━━━ RAW DATA ━━━

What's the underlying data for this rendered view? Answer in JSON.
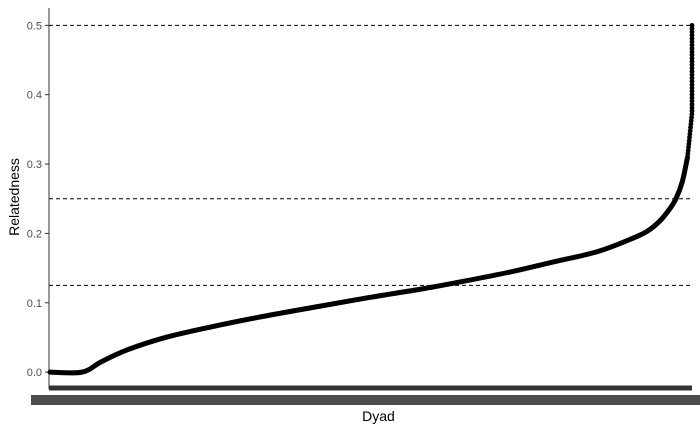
{
  "chart_data": {
    "type": "line",
    "title": "",
    "xlabel": "Dyad",
    "ylabel": "Relatedness",
    "ylim": [
      -0.02,
      0.525
    ],
    "y_ticks": [
      0.0,
      0.1,
      0.2,
      0.3,
      0.4,
      0.5
    ],
    "y_tick_labels": [
      "0.0",
      "0.1",
      "0.2",
      "0.3",
      "0.4",
      "0.5"
    ],
    "x_tick_labels_legible": false,
    "reference_lines": [
      0.5,
      0.25,
      0.125
    ],
    "reference_line_style": "dashed",
    "grid": false,
    "legend": "none",
    "series": [
      {
        "x_relative": [
          0.0,
          0.05,
          0.08,
          0.12,
          0.18,
          0.25,
          0.33,
          0.42,
          0.5,
          0.58,
          0.65,
          0.72,
          0.78,
          0.85,
          0.9,
          0.93,
          0.95,
          0.965,
          0.975,
          0.985,
          0.993,
          1.0
        ],
        "values": [
          0.0,
          0.0,
          0.015,
          0.032,
          0.05,
          0.065,
          0.08,
          0.095,
          0.108,
          0.12,
          0.132,
          0.145,
          0.158,
          0.173,
          0.19,
          0.203,
          0.218,
          0.235,
          0.25,
          0.275,
          0.31,
          0.5
        ]
      }
    ],
    "colors": {
      "line": "#000000",
      "axis": "#333333",
      "tick_label": "#4d4d4d",
      "reference_line": "#000000"
    }
  }
}
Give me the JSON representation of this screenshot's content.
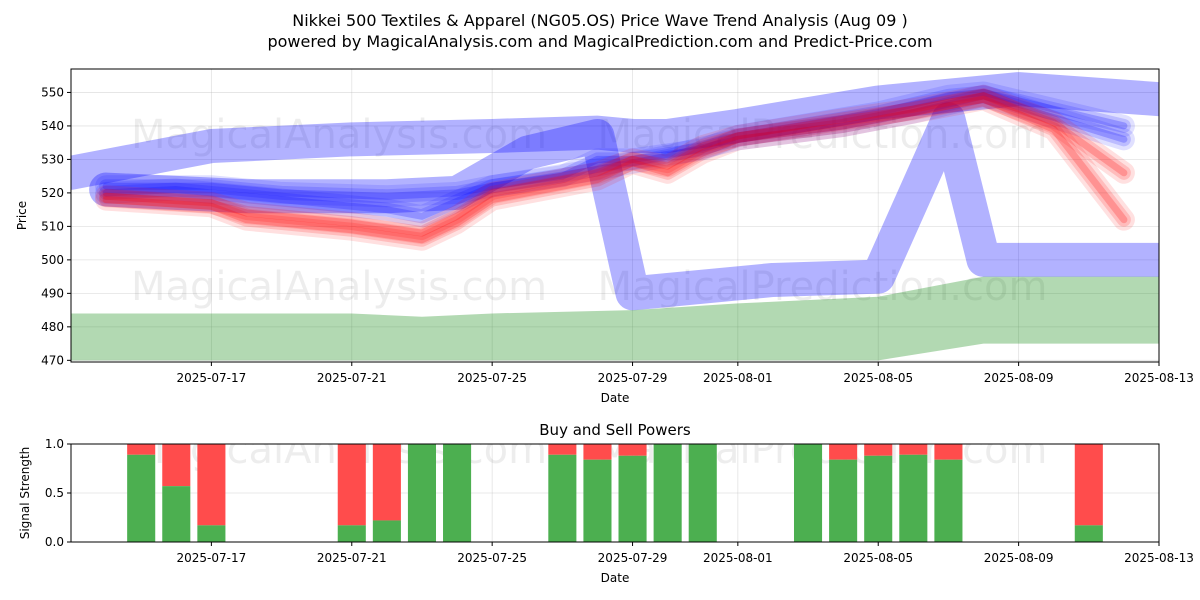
{
  "title_line1": "Nikkei 500 Textiles & Apparel (NG05.OS) Price Wave Trend Analysis (Aug 09 )",
  "title_line2": "powered by MagicalAnalysis.com and MagicalPrediction.com and Predict-Price.com",
  "watermarks": [
    "MagicalAnalysis.com",
    "MagicalPrediction.com"
  ],
  "colors": {
    "blue_band": "#0000ff",
    "red_band": "#ff0000",
    "green_band": "#008000",
    "buy_bar": "#4caf50",
    "sell_bar": "#ff4c4c"
  },
  "chart_data": [
    {
      "type": "area",
      "title": "",
      "xlabel": "Date",
      "ylabel": "Price",
      "xlim": [
        "2025-07-13",
        "2025-08-13"
      ],
      "ylim": [
        469.5,
        557
      ],
      "x_ticks": [
        "2025-07-17",
        "2025-07-21",
        "2025-07-25",
        "2025-07-29",
        "2025-08-01",
        "2025-08-05",
        "2025-08-09",
        "2025-08-13"
      ],
      "y_ticks": [
        470,
        480,
        490,
        500,
        510,
        520,
        530,
        540,
        550
      ],
      "grid": true,
      "series": [
        {
          "color": "blue",
          "kind": "wave",
          "points": [
            [
              "2025-07-14",
              522
            ],
            [
              "2025-07-17",
              522
            ],
            [
              "2025-07-19",
              520
            ],
            [
              "2025-07-22",
              519
            ],
            [
              "2025-07-24",
              520
            ],
            [
              "2025-07-25",
              522
            ],
            [
              "2025-07-27",
              525
            ],
            [
              "2025-07-28",
              530
            ],
            [
              "2025-07-29",
              530
            ],
            [
              "2025-07-31",
              533
            ],
            [
              "2025-08-01",
              537
            ],
            [
              "2025-08-05",
              544
            ],
            [
              "2025-08-07",
              549
            ],
            [
              "2025-08-08",
              550
            ],
            [
              "2025-08-12",
              540
            ]
          ]
        },
        {
          "color": "blue",
          "kind": "wave",
          "points": [
            [
              "2025-07-14",
              520
            ],
            [
              "2025-07-16",
              521
            ],
            [
              "2025-07-18",
              519
            ],
            [
              "2025-07-20",
              517
            ],
            [
              "2025-07-22",
              515
            ],
            [
              "2025-07-23",
              513
            ],
            [
              "2025-07-25",
              522
            ],
            [
              "2025-07-28",
              527
            ],
            [
              "2025-07-30",
              531
            ],
            [
              "2025-08-01",
              536
            ],
            [
              "2025-08-04",
              540
            ],
            [
              "2025-08-06",
              544
            ],
            [
              "2025-08-08",
              549
            ],
            [
              "2025-08-12",
              536
            ]
          ]
        },
        {
          "color": "blue",
          "kind": "broad",
          "points": [
            [
              "2025-07-13",
              526
            ],
            [
              "2025-07-17",
              534
            ],
            [
              "2025-07-21",
              536
            ],
            [
              "2025-07-25",
              537
            ],
            [
              "2025-07-28",
              538
            ],
            [
              "2025-07-29",
              537
            ],
            [
              "2025-07-30",
              537
            ],
            [
              "2025-08-01",
              540
            ],
            [
              "2025-08-05",
              547
            ],
            [
              "2025-08-09",
              551
            ],
            [
              "2025-08-13",
              548
            ]
          ]
        },
        {
          "color": "blue",
          "kind": "broad",
          "points": [
            [
              "2025-07-14",
              521
            ],
            [
              "2025-07-18",
              519
            ],
            [
              "2025-07-22",
              519
            ],
            [
              "2025-07-24",
              520
            ],
            [
              "2025-07-26",
              532
            ],
            [
              "2025-07-28",
              537
            ],
            [
              "2025-07-29",
              490
            ],
            [
              "2025-07-31",
              492
            ],
            [
              "2025-08-02",
              494
            ],
            [
              "2025-08-05",
              495
            ],
            [
              "2025-08-07",
              542
            ],
            [
              "2025-08-08",
              500
            ],
            [
              "2025-08-13",
              500
            ]
          ]
        },
        {
          "color": "red",
          "kind": "wave",
          "points": [
            [
              "2025-07-14",
              519
            ],
            [
              "2025-07-17",
              517
            ],
            [
              "2025-07-18",
              514
            ],
            [
              "2025-07-21",
              511
            ],
            [
              "2025-07-23",
              508
            ],
            [
              "2025-07-24",
              513
            ],
            [
              "2025-07-25",
              520
            ],
            [
              "2025-07-28",
              526
            ],
            [
              "2025-07-29",
              530
            ],
            [
              "2025-07-30",
              528
            ],
            [
              "2025-07-31",
              534
            ],
            [
              "2025-08-01",
              537
            ],
            [
              "2025-08-04",
              542
            ],
            [
              "2025-08-06",
              545
            ],
            [
              "2025-08-08",
              549
            ],
            [
              "2025-08-10",
              541
            ],
            [
              "2025-08-12",
              526
            ]
          ]
        },
        {
          "color": "red",
          "kind": "wave",
          "points": [
            [
              "2025-07-14",
              518
            ],
            [
              "2025-07-17",
              516
            ],
            [
              "2025-07-18",
              512
            ],
            [
              "2025-07-21",
              509
            ],
            [
              "2025-07-23",
              506
            ],
            [
              "2025-07-24",
              511
            ],
            [
              "2025-07-25",
              518
            ],
            [
              "2025-07-28",
              524
            ],
            [
              "2025-07-29",
              529
            ],
            [
              "2025-07-30",
              526
            ],
            [
              "2025-07-31",
              532
            ],
            [
              "2025-08-01",
              536
            ],
            [
              "2025-08-04",
              540
            ],
            [
              "2025-08-06",
              544
            ],
            [
              "2025-08-08",
              548
            ],
            [
              "2025-08-10",
              539
            ],
            [
              "2025-08-12",
              512
            ]
          ]
        },
        {
          "color": "green",
          "kind": "band",
          "points": [
            [
              "2025-07-13",
              484,
              470
            ],
            [
              "2025-07-17",
              484,
              470
            ],
            [
              "2025-07-21",
              484,
              470
            ],
            [
              "2025-07-23",
              483,
              470
            ],
            [
              "2025-07-25",
              484,
              470
            ],
            [
              "2025-07-29",
              485,
              470
            ],
            [
              "2025-08-01",
              487,
              470
            ],
            [
              "2025-08-05",
              489,
              470
            ],
            [
              "2025-08-08",
              495,
              475
            ],
            [
              "2025-08-13",
              495,
              475
            ]
          ]
        }
      ]
    },
    {
      "type": "bar",
      "title": "Buy and Sell Powers",
      "xlabel": "Date",
      "ylabel": "Signal Strength",
      "xlim": [
        "2025-07-13",
        "2025-08-13"
      ],
      "ylim": [
        0,
        1.0
      ],
      "x_ticks": [
        "2025-07-17",
        "2025-07-21",
        "2025-07-25",
        "2025-07-29",
        "2025-08-01",
        "2025-08-05",
        "2025-08-09",
        "2025-08-13"
      ],
      "y_ticks": [
        "0.0",
        "0.5",
        "1.0"
      ],
      "grid": true,
      "series": [
        {
          "name": "buy",
          "color": "green"
        },
        {
          "name": "sell",
          "color": "red"
        }
      ],
      "bars": [
        {
          "date": "2025-07-15",
          "buy": 0.89
        },
        {
          "date": "2025-07-16",
          "buy": 0.57
        },
        {
          "date": "2025-07-17",
          "buy": 0.17
        },
        {
          "date": "2025-07-21",
          "buy": 0.17
        },
        {
          "date": "2025-07-22",
          "buy": 0.22
        },
        {
          "date": "2025-07-23",
          "buy": 1.0
        },
        {
          "date": "2025-07-24",
          "buy": 1.0
        },
        {
          "date": "2025-07-27",
          "buy": 0.89
        },
        {
          "date": "2025-07-28",
          "buy": 0.84
        },
        {
          "date": "2025-07-29",
          "buy": 0.88
        },
        {
          "date": "2025-07-30",
          "buy": 1.0
        },
        {
          "date": "2025-07-31",
          "buy": 1.0
        },
        {
          "date": "2025-08-03",
          "buy": 1.0
        },
        {
          "date": "2025-08-04",
          "buy": 0.84
        },
        {
          "date": "2025-08-05",
          "buy": 0.88
        },
        {
          "date": "2025-08-06",
          "buy": 0.89
        },
        {
          "date": "2025-08-07",
          "buy": 0.84
        },
        {
          "date": "2025-08-11",
          "buy": 0.17
        }
      ]
    }
  ]
}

━━━

SHORT EXERCISE: Pull out all lines from the listing that contain the string "false".

RESULT:
    "x_tick_labels_legible": false,
    "grid": false,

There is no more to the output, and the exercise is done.